---------- Bloc de texte
Occitanie, Hérault (34)
Tour-Sur-Orb La, Église Sainte-Marie de Frangouille
Édifice
Église Sainte-Marie de Frangouille. André Soutou a minutieusement analysé ce toponyme, Frangolha (transcrit Frangouille en français), encore écrit Frangoliano et Frangolano au XIIe s., pour y trouver la trace d’un nom de personne franc, Francolinus, qui a pu être celui du fondateur ou possesseur d’un domaine foncier en cet endroit au VIIe ou au VIIIe siècle. Frangouille est aujourd’hui un des nombreux hameaux de la commune de la Tour-sur-Orb (commune qui au XIXe s. portait le nom de Boussagues), située dans les hauts-cantons de l’Hérault, juste en amont de Bédarieux dans la vallée de l’Orb. Non loin du village de Frangouille proprement dit se dresse le Mas de l’Église (Mas de la glèisa), groupe de quelques maisons autour de l’église, dans un paysage champêtre.
--------------------
• **Consignes de travail**
1: Restituez intégralement le texte sur l'église Sainte-Marie de Frangouille, sans y apporter la moindre modification.
2: Renvoyez à l'identique les lignes des enregistrements, en commençant par celle qui contient « cell-number: 4 [999,208,1032,239] » et en vous arrêtant après celle qui contient « cell-subject: مصونیت غذایي [709,332,999,363] ».
Les enregistrements qui suivent n'ont aucun rapport avec le texte.
---------- Données à traiter
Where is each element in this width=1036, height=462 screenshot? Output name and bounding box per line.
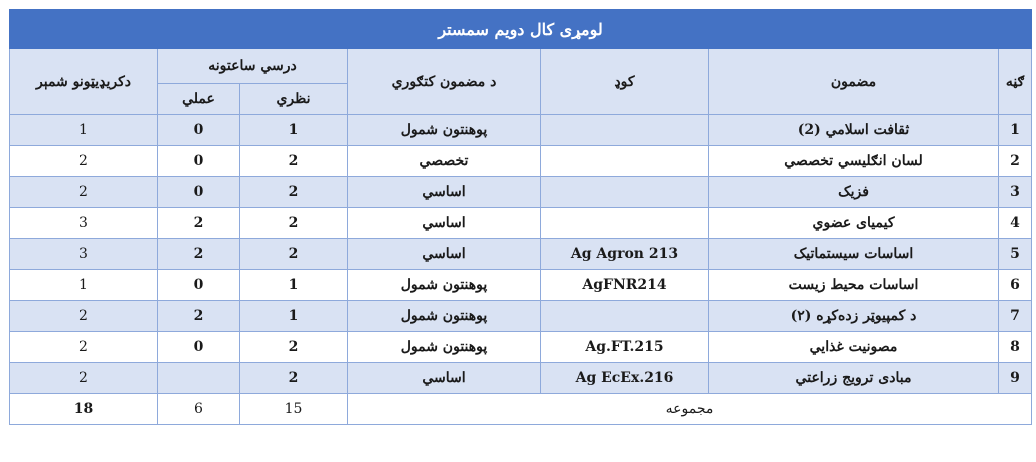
cell-number: 4 [999,208,1032,239]
header-practical: عملي [158,84,240,115]
header-category: د مضمون کتګوري [348,49,541,115]
cell-credits: 3 [10,239,158,270]
cell-credits: 2 [10,363,158,394]
cell-theoretical: 2 [240,363,348,394]
cell-subject: لسان انګلیسي تخصصي [709,146,999,177]
curriculum-table-container [9,9,1031,453]
cell-practical: 0 [158,332,240,363]
table-row [10,301,1032,332]
cell-number: 3 [999,177,1032,208]
table-row [10,177,1032,208]
cell-number: 1 [999,115,1032,146]
cell-credits: 1 [10,270,158,301]
cell-number: 5 [999,239,1032,270]
header-study-hours: درسي ساعتونه [158,49,348,84]
cell-code: AgFNR214 [541,270,709,301]
table-title: لومړی کال دویم سمستر [10,10,1032,49]
cell-subject: د کمپیوټر زده‌کړه (۲) [709,301,999,332]
table-row [10,239,1032,270]
header-theoretical: نظري [240,84,348,115]
cell-practical: 2 [158,239,240,270]
cell-theoretical: 1 [240,115,348,146]
cell-category: پوهنتون شمول [348,332,541,363]
cell-subject: فزیک [709,177,999,208]
cell-subject: مبادی ترویج زراعتي [709,363,999,394]
cell-category: اساسي [348,239,541,270]
cell-subject: مصونیت غذایي [709,332,999,363]
cell-category: پوهنتون شمول [348,301,541,332]
cell-subject: اساسات سیستماتیک [709,239,999,270]
cell-number: 7 [999,301,1032,332]
header-number: ګڼه [999,49,1032,115]
cell-theoretical: 2 [240,177,348,208]
cell-number: 8 [999,332,1032,363]
header-subject: مضمون [709,49,999,115]
table-row [10,208,1032,239]
table-row [10,115,1032,146]
table-row [10,146,1032,177]
cell-practical: 2 [158,301,240,332]
cell-credits: 1 [10,115,158,146]
cell-credits: 2 [10,146,158,177]
header-code: کوډ [541,49,709,115]
cell-practical: 0 [158,146,240,177]
cell-code [541,115,709,146]
cell-practical: 2 [158,208,240,239]
cell-code [541,146,709,177]
cell-category: اساسي [348,208,541,239]
cell-subject: ثقافت اسلامي (2) [709,115,999,146]
cell-theoretical: 2 [240,332,348,363]
cell-category: تخصصي [348,146,541,177]
totals-row [10,394,1032,425]
cell-theoretical: 2 [240,239,348,270]
cell-code: Ag.FT.215 [541,332,709,363]
cell-number: 6 [999,270,1032,301]
total-credits: 18 [10,394,158,425]
cell-code: Ag Agron 213 [541,239,709,270]
total-label: مجموعه [348,394,1032,425]
cell-credits: 2 [10,177,158,208]
cell-theoretical: 1 [240,270,348,301]
total-practical: 6 [158,394,240,425]
cell-credits: 2 [10,332,158,363]
cell-code [541,301,709,332]
cell-subject: کیمیای عضوي [709,208,999,239]
cell-practical [158,363,240,394]
cell-category: اساسي [348,177,541,208]
cell-practical: 0 [158,115,240,146]
cell-category: پوهنتون شمول [348,115,541,146]
cell-theoretical: 2 [240,208,348,239]
cell-theoretical: 2 [240,146,348,177]
table-row [10,332,1032,363]
header-credits: دکریډیټونو شمېر [10,49,158,115]
cell-category: اساسي [348,363,541,394]
cell-number: 9 [999,363,1032,394]
cell-number: 2 [999,146,1032,177]
cell-practical: 0 [158,177,240,208]
cell-code: Ag EcEx.216 [541,363,709,394]
cell-code [541,177,709,208]
cell-category: پوهنتون شمول [348,270,541,301]
table-row [10,363,1032,394]
cell-credits: 2 [10,301,158,332]
cell-code [541,208,709,239]
cell-practical: 0 [158,270,240,301]
cell-credits: 3 [10,208,158,239]
cell-theoretical: 1 [240,301,348,332]
total-theoretical: 15 [240,394,348,425]
table-row [10,270,1032,301]
curriculum-table [9,9,1032,425]
cell-subject: اساسات محیط زیست [709,270,999,301]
--------------------
• **Réponses fournies**
1:
Occitanie, Hérault (34)
Tour-Sur-Orb La, Église Sainte-Marie de Frangouille
Édifice
Église Sainte-Marie de Frangouille. André Soutou a minutieusement analysé ce toponyme, Frangolha (transcrit Frangouille en français), encore écrit Frangoliano et Frangolano au XIIe s., pour y trouver la trace d’un nom de personne franc, Francolinus, qui a pu être celui du fondateur ou possesseur d’un domaine foncier en cet endroit au VIIe ou au VIIIe siècle. Frangouille est aujourd’hui un des nombreux hameaux de la commune de la Tour-sur-Orb (commune qui au XIXe s. portait le nom de Boussagues), située dans les hauts-cantons de l’Hérault, juste en amont de Bédarieux dans la vallée de l’Orb. Non loin du village de Frangouille proprement dit se dresse le Mas de l’Église (Mas de la glèisa), groupe de quelques maisons autour de l’église, dans un paysage champêtre.

2:
cell-number: 4 [999,208,1032,239]
header-practical: عملي [158,84,240,115]
header-category: د مضمون کتګوري [348,49,541,115]
cell-credits: 3 [10,239,158,270]
cell-credits: 2 [10,363,158,394]
cell-theoretical: 2 [240,363,348,394]
cell-subject: لسان انګلیسي تخصصي [709,146,999,177]
curriculum-table-container [9,9,1031,453]
cell-practical: 0 [158,332,240,363]
table-row [10,301,1032,332]
cell-number: 3 [999,177,1032,208]
table-row [10,177,1032,208]
cell-number: 1 [999,115,1032,146]
cell-credits: 1 [10,270,158,301]
cell-number: 5 [999,239,1032,270]
header-study-hours: درسي ساعتونه [158,49,348,84]
cell-code: AgFNR214 [541,270,709,301]
table-title: لومړی کال دویم سمستر [10,10,1032,49]
cell-subject: د کمپیوټر زده‌کړه (۲) [709,301,999,332]
table-row [10,239,1032,270]
header-theoretical: نظري [240,84,348,115]
cell-practical: 2 [158,239,240,270]
cell-theoretical: 1 [240,115,348,146]
cell-category: پوهنتون شمول [348,332,541,363]
cell-subject: فزیک [709,177,999,208]
cell-subject: مبادی ترویج زراعتي [709,363,999,394]
cell-category: اساسي [348,239,541,270]
cell-subject: مصونیت غذایي [709,332,999,363]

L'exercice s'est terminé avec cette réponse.